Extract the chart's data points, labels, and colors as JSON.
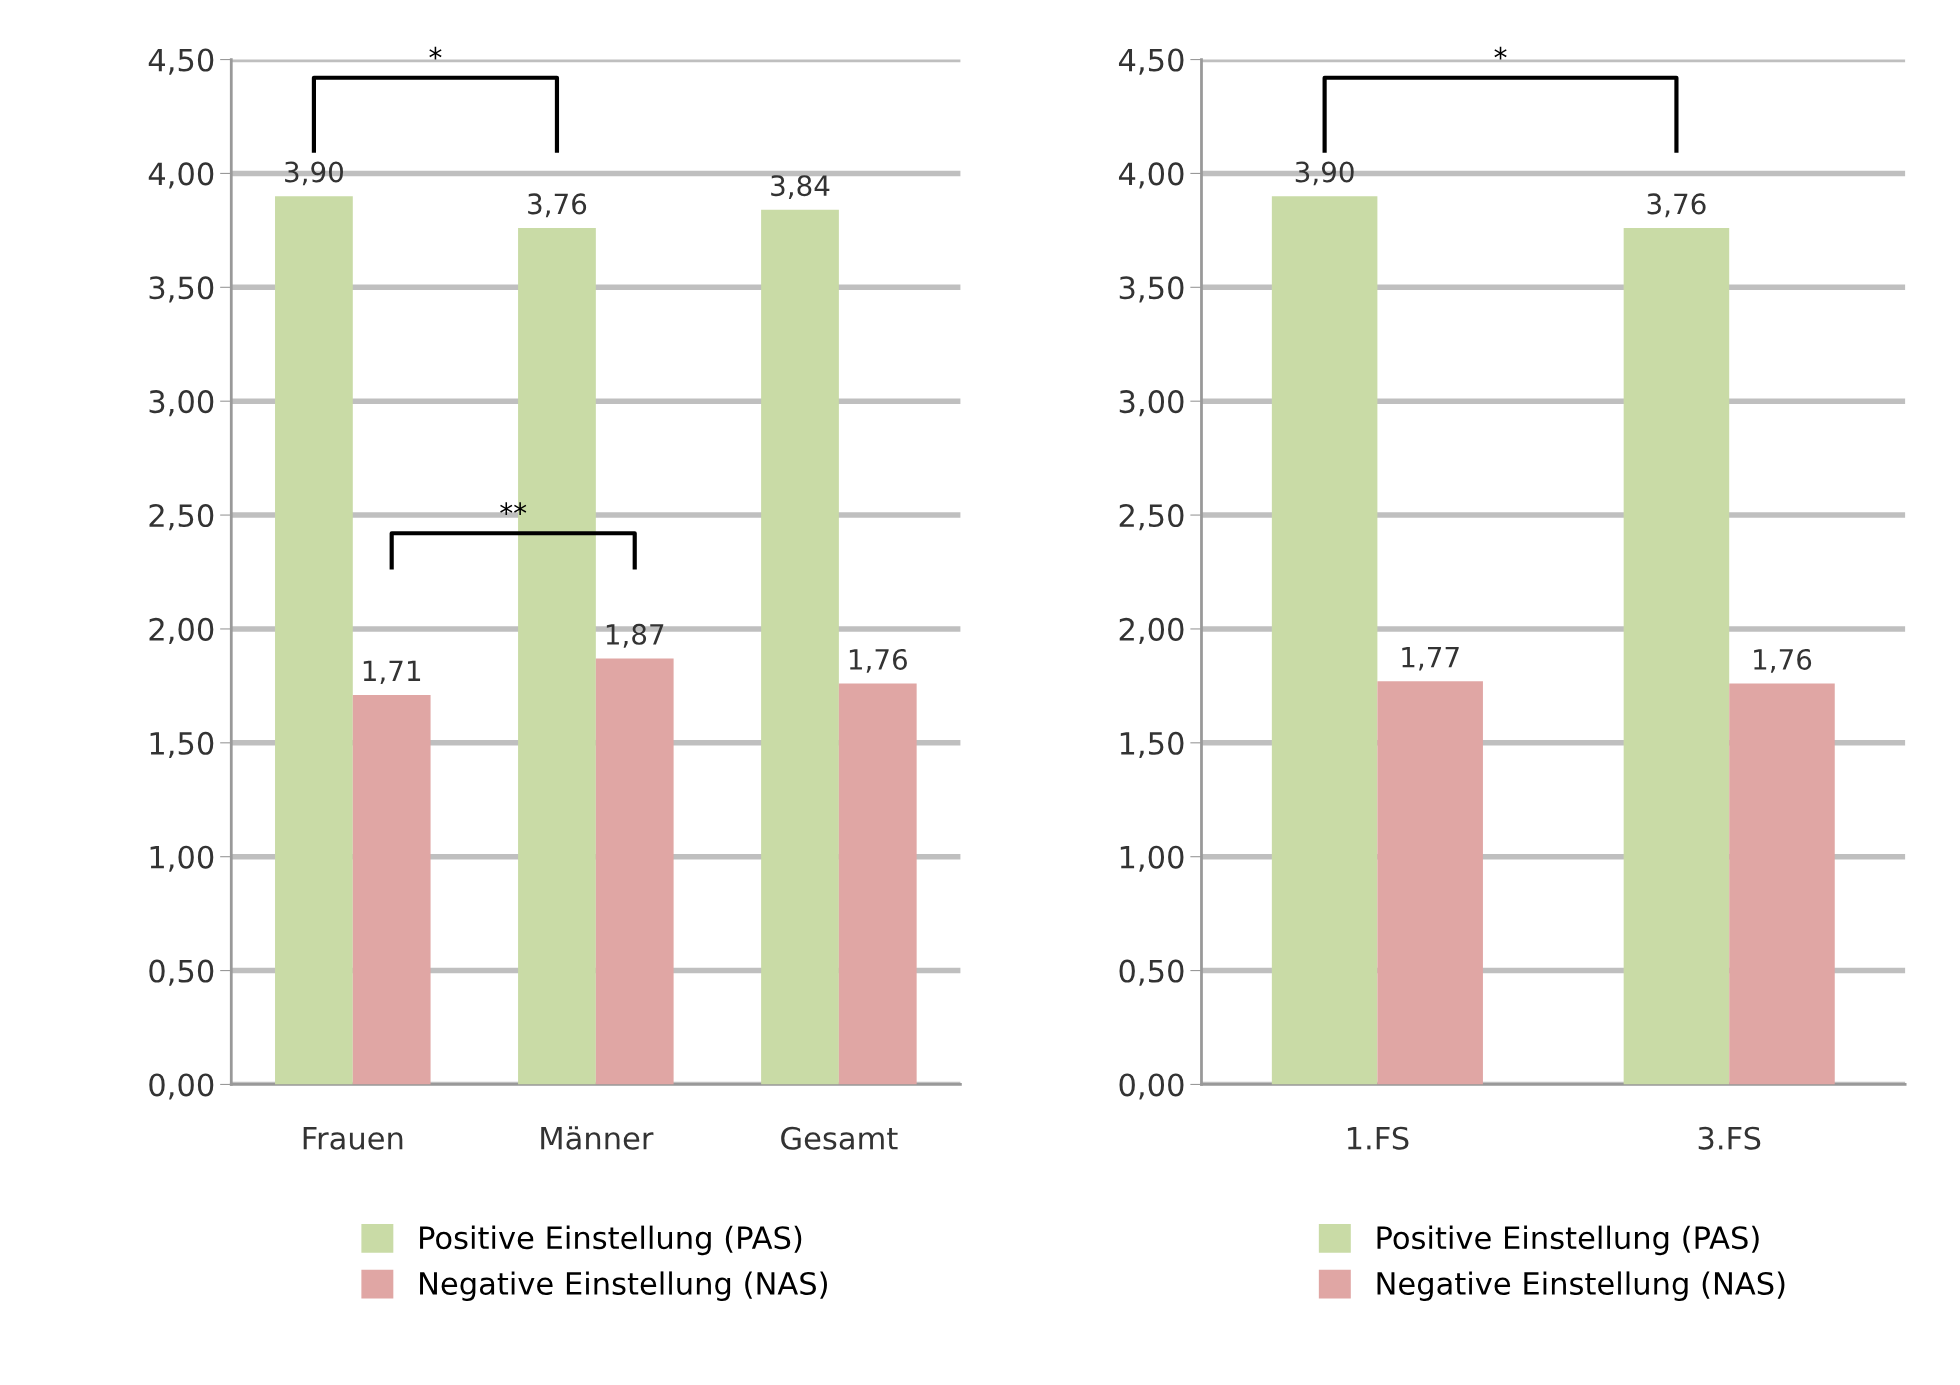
{
  "chart_data": [
    {
      "type": "bar",
      "categories": [
        "Frauen",
        "Männer",
        "Gesamt"
      ],
      "series": [
        {
          "name": "Positive Einstellung (PAS)",
          "color": "#c9dba6",
          "values": [
            3.9,
            3.76,
            3.84
          ],
          "value_labels": [
            "3,90",
            "3,76",
            "3,84"
          ]
        },
        {
          "name": "Negative Einstellung (NAS)",
          "color": "#e0a6a4",
          "values": [
            1.71,
            1.87,
            1.76
          ],
          "value_labels": [
            "1,71",
            "1,87",
            "1,76"
          ]
        }
      ],
      "ylim": [
        0,
        4.5
      ],
      "yticks": [
        {
          "value": 0,
          "label": "0,00"
        },
        {
          "value": 0.5,
          "label": "0,50"
        },
        {
          "value": 1,
          "label": "1,00"
        },
        {
          "value": 1.5,
          "label": "1,50"
        },
        {
          "value": 2,
          "label": "2,00"
        },
        {
          "value": 2.5,
          "label": "2,50"
        },
        {
          "value": 3,
          "label": "3,00"
        },
        {
          "value": 3.5,
          "label": "3,50"
        },
        {
          "value": 4,
          "label": "4,00"
        },
        {
          "value": 4.5,
          "label": "4,50"
        }
      ],
      "grid": "y",
      "legend": "bottom",
      "annotations": [
        "*",
        "**"
      ]
    },
    {
      "type": "bar",
      "categories": [
        "1.FS",
        "3.FS"
      ],
      "series": [
        {
          "name": "Positive Einstellung (PAS)",
          "color": "#c9dba6",
          "values": [
            3.9,
            3.76
          ],
          "value_labels": [
            "3,90",
            "3,76"
          ]
        },
        {
          "name": "Negative Einstellung (NAS)",
          "color": "#e0a6a4",
          "values": [
            1.77,
            1.76
          ],
          "value_labels": [
            "1,77",
            "1,76"
          ]
        }
      ],
      "ylim": [
        0,
        4.5
      ],
      "yticks": [
        {
          "value": 0,
          "label": "0,00"
        },
        {
          "value": 0.5,
          "label": "0,50"
        },
        {
          "value": 1,
          "label": "1,00"
        },
        {
          "value": 1.5,
          "label": "1,50"
        },
        {
          "value": 2,
          "label": "2,00"
        },
        {
          "value": 2.5,
          "label": "2,50"
        },
        {
          "value": 3,
          "label": "3,00"
        },
        {
          "value": 3.5,
          "label": "3,50"
        },
        {
          "value": 4,
          "label": "4,00"
        },
        {
          "value": 4.5,
          "label": "4,50"
        }
      ],
      "grid": "y",
      "legend": "bottom",
      "annotations": [
        "*"
      ]
    }
  ]
}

+++++

_SHORT PROBLEM_
Copy all the entries word for word. Omit any pictures.

_SOLUTION FOR THIS EXERCISE_
Extract the chart's data points, labels, and colors as JSON.
{
  "chart_data": [
    {
      "type": "bar",
      "categories": [
        "Frauen",
        "Männer",
        "Gesamt"
      ],
      "series": [
        {
          "name": "Positive Einstellung (PAS)",
          "color": "#c9dba6",
          "values": [
            3.9,
            3.76,
            3.84
          ],
          "value_labels": [
            "3,90",
            "3,76",
            "3,84"
          ]
        },
        {
          "name": "Negative Einstellung (NAS)",
          "color": "#e0a6a4",
          "values": [
            1.71,
            1.87,
            1.76
          ],
          "value_labels": [
            "1,71",
            "1,87",
            "1,76"
          ]
        }
      ],
      "ylim": [
        0,
        4.5
      ],
      "yticks": [
        {
          "value": 0,
          "label": "0,00"
        },
        {
          "value": 0.5,
          "label": "0,50"
        },
        {
          "value": 1,
          "label": "1,00"
        },
        {
          "value": 1.5,
          "label": "1,50"
        },
        {
          "value": 2,
          "label": "2,00"
        },
        {
          "value": 2.5,
          "label": "2,50"
        },
        {
          "value": 3,
          "label": "3,00"
        },
        {
          "value": 3.5,
          "label": "3,50"
        },
        {
          "value": 4,
          "label": "4,00"
        },
        {
          "value": 4.5,
          "label": "4,50"
        }
      ],
      "grid": "y",
      "legend": "bottom",
      "annotations": [
        "*",
        "**"
      ]
    },
    {
      "type": "bar",
      "categories": [
        "1.FS",
        "3.FS"
      ],
      "series": [
        {
          "name": "Positive Einstellung (PAS)",
          "color": "#c9dba6",
          "values": [
            3.9,
            3.76
          ],
          "value_labels": [
            "3,90",
            "3,76"
          ]
        },
        {
          "name": "Negative Einstellung (NAS)",
          "color": "#e0a6a4",
          "values": [
            1.77,
            1.76
          ],
          "value_labels": [
            "1,77",
            "1,76"
          ]
        }
      ],
      "ylim": [
        0,
        4.5
      ],
      "yticks": [
        {
          "value": 0,
          "label": "0,00"
        },
        {
          "value": 0.5,
          "label": "0,50"
        },
        {
          "value": 1,
          "label": "1,00"
        },
        {
          "value": 1.5,
          "label": "1,50"
        },
        {
          "value": 2,
          "label": "2,00"
        },
        {
          "value": 2.5,
          "label": "2,50"
        },
        {
          "value": 3,
          "label": "3,00"
        },
        {
          "value": 3.5,
          "label": "3,50"
        },
        {
          "value": 4,
          "label": "4,00"
        },
        {
          "value": 4.5,
          "label": "4,50"
        }
      ],
      "grid": "y",
      "legend": "bottom",
      "annotations": [
        "*"
      ]
    }
  ]
}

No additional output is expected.